Из тюремной библиотеки были изъяты все книги религиозного содержания, но библиотекари все же припрягали несколько Евангелий и молитвословов. Некоторые заключенные их спрашивали, но довольно редко. Обходя камеры смертников, я многим предлагал Евангелие. Конечно, это было запрещено и грозило мне, в случае обнаружения, карцером. Несколько человек с радостью взяли у меня Евангелие, но огромное большинство отказывалось. Никто меня, однако, не выдал.
Помню раз, как приговоренный хотел отдать мне Евангелие: «Хотелось бы до конца иметь... да, вероятно, сегоднязамною придут... Как бы вам за это не ответить!» Я просил смертника оставить Евангелие со всеми остальными книгами. Порядок был тот, что когда смертников забирали на расстрел, стража собирала у них в камере книги и при следующем обходе библиотекаря отдавала их ему. Смертник был прав: за ним приехали в следующую же ночь. На утро его камера была пуста, и стража передала мне оставленные им книги. Евангелия среди них не оказалось. Но позднее, улучив минуту, когда кругом никого не было, один из солдат стражи подошел ко мне и сунул мне в руку Евангелие. «Вот это я припрятал, а то как бы чего не вышло...» — сказал он. Ни со мною, ни, насколько я знаю, с каким-либо другим библиотекарем неприятностей на почве раздачи книг религиозного содержания не вышло: всегда нас кто-нибудь вовремя выручал.
Как «библиотекарь смертников» я на опыте убедился, насколько ригористическая кантовская мораль бессердечна. Сколько раз мне приходилось лгать на вопросы смертников! (Один из заключенных в нашем коридоре работал в канцелярии тюрьмы, через него мы часто могли знать ранее смертника о его судьбе.) Например, мне было известно, что прошение о помиловании такого-то смертника отвергнуто, а он спрашивает меня через окошко, есть ли ответ?.. Мог ли я сказать ему правду? Иногда даже мне надо было для временного успокоения человека пускаться в довольно сложную ложь. Я так делал и в этом не раскаиваюсь. Но один раз смертник просил меня вперед сообщить ему, если мне сделается известным ответ на его прошение о помиловании: «Хочу в последний день к смерти приготовиться». Ответ был неблагоприятный, и я его от смертника не скрыл.

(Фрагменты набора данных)
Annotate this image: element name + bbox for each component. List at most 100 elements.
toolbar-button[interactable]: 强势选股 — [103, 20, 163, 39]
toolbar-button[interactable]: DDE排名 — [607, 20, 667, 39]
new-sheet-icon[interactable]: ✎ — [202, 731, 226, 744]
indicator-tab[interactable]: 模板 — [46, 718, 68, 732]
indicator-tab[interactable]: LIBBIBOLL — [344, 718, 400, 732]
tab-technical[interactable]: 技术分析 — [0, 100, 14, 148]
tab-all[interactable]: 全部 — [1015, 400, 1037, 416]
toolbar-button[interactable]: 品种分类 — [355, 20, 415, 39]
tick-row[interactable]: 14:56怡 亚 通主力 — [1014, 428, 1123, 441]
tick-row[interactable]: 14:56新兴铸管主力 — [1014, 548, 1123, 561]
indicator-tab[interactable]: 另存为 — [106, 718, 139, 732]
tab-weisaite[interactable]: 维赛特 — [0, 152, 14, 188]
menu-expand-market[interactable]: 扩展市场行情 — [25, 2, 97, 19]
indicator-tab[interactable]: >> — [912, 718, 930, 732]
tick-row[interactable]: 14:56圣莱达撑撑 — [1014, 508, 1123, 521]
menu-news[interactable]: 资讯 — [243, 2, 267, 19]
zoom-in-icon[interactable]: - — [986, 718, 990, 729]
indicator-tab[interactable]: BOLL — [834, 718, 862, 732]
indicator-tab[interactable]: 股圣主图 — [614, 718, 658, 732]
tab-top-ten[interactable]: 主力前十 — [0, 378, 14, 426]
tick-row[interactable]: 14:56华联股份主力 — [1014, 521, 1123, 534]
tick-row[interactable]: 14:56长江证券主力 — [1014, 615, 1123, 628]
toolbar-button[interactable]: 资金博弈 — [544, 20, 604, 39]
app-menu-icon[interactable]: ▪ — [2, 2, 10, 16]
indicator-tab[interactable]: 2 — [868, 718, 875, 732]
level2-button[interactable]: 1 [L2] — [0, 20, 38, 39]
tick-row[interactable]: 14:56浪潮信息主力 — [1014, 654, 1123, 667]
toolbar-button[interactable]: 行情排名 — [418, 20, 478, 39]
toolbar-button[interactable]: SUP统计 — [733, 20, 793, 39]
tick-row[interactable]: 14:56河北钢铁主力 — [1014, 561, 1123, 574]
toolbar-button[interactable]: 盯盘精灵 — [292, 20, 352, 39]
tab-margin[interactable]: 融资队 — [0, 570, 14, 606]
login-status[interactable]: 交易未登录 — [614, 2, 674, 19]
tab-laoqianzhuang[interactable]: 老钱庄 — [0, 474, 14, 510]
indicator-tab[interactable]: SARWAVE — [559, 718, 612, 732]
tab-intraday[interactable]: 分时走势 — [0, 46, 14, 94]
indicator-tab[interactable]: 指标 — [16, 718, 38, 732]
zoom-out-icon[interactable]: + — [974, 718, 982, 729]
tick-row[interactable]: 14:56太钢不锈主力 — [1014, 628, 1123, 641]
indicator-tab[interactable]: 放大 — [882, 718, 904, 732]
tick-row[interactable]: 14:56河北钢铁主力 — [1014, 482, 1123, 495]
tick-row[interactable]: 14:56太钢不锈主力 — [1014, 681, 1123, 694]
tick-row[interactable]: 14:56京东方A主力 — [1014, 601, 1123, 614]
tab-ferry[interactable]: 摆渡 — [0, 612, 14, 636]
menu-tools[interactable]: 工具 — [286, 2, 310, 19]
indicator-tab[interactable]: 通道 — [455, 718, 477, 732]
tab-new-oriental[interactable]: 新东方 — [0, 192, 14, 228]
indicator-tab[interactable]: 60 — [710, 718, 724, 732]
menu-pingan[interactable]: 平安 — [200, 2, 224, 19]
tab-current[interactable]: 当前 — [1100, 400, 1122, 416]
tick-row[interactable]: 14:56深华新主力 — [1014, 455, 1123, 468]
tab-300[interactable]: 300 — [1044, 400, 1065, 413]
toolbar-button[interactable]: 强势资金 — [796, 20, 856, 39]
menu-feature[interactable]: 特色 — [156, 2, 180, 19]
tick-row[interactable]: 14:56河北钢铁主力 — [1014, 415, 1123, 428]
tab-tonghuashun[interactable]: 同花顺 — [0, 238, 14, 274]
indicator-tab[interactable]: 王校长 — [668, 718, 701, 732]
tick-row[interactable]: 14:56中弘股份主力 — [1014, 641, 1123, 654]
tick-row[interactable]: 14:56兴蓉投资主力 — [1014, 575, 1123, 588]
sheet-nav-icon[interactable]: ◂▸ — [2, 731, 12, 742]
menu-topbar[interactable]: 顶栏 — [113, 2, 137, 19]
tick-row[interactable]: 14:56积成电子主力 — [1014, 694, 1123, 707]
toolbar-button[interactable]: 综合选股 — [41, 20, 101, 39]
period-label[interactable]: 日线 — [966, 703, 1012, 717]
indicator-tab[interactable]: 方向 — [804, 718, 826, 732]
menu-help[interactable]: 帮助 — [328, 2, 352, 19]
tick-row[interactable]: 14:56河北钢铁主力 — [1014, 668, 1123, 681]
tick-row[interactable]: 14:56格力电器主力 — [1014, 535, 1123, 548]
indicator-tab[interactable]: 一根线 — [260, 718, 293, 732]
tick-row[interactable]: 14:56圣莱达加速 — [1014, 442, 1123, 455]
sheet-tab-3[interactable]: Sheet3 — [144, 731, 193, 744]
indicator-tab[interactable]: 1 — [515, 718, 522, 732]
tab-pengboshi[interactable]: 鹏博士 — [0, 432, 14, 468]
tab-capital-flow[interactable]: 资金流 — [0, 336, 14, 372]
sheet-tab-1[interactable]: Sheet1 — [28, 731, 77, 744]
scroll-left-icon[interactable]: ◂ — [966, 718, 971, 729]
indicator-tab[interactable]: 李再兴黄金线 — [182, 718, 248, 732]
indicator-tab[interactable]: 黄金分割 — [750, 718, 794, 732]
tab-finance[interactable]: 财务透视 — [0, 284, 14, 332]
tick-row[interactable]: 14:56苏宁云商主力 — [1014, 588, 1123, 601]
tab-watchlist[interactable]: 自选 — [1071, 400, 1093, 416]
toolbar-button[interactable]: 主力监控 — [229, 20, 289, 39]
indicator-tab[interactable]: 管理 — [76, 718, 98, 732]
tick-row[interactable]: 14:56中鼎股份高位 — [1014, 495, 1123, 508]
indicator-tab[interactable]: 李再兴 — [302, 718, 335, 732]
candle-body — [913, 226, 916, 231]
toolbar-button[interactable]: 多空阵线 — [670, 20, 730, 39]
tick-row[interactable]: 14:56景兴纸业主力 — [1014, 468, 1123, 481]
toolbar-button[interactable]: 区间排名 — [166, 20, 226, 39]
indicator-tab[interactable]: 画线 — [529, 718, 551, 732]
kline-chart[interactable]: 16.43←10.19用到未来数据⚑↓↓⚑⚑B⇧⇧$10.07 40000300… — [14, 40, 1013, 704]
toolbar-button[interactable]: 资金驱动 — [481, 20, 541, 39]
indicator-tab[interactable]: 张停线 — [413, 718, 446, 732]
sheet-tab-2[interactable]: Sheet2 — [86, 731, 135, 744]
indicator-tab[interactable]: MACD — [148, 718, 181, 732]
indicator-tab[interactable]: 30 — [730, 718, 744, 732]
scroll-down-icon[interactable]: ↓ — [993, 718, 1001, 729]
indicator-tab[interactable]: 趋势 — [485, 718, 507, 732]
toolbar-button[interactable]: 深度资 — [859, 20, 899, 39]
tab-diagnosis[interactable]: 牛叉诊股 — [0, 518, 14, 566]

■ **Задание A**: Почему в отрывке о тюремном библиотекаре рассказчик не стал скрывать от одного смертника неблагоприятный ответ на прошение о помиловании? Объясните в одном–трех предложениях.
■ **Задание B**: Продолжите отрывок о тюремном библиотекаре, начав сразу после его последнего предложения.

■ **Ответ A**: Этот смертник заранее попросил сообщить ему ответ на прошение о помиловании, как только он станет известен. Он хотел в последний день приготовиться к смерти.

■ **Ответ B**:
Мне как «политику» было запрещено общаться с политическими или «церковными» смертниками — они эдесь и не сидели. Дело я имел с «бандитами», «спекулянтами», «преступниками по должности» и т. п. Наиболее достойно вели себя, безусловно, «бандиты» и уголовные убийцы. Это обычно были грубые, но зато не «развинченные» люди: «умоли воровать, умели и ответ держать!» Часто на предложение книг они вообще от них отказывались, порой даже в грубой форме; «а на кой черт они мне нужны!» Евангелие иные (редкие) брали, другие (тоже редкие) — кощунственно ругались; большинство просто отказывалось. Многие из них внушали уважение своим спокойствием и мужеством. Помню, например, одного «бандита», который возвратил мне взятую книгу и отказался от новой: «я знаю, что за мной сегодня «черный ворон» прилетит» (так назывался автомобиль, приезжавший везти смертников на расстрел). Сказал он это с полным спокойствием и безо всякой рисовки. С этого чернобородого молодца-разбойника прямо картину было писать! Я так и вижу его: дикая, но талантливая и широкая была, должно быть, природа. Был бы он солдат, наверное, получил бы «Георгия» за какой-нибудь отчаянный подвиг... если бы только при этом голову снес. А так — разгул, разбой и расстрел... Но шел он на него молодцом.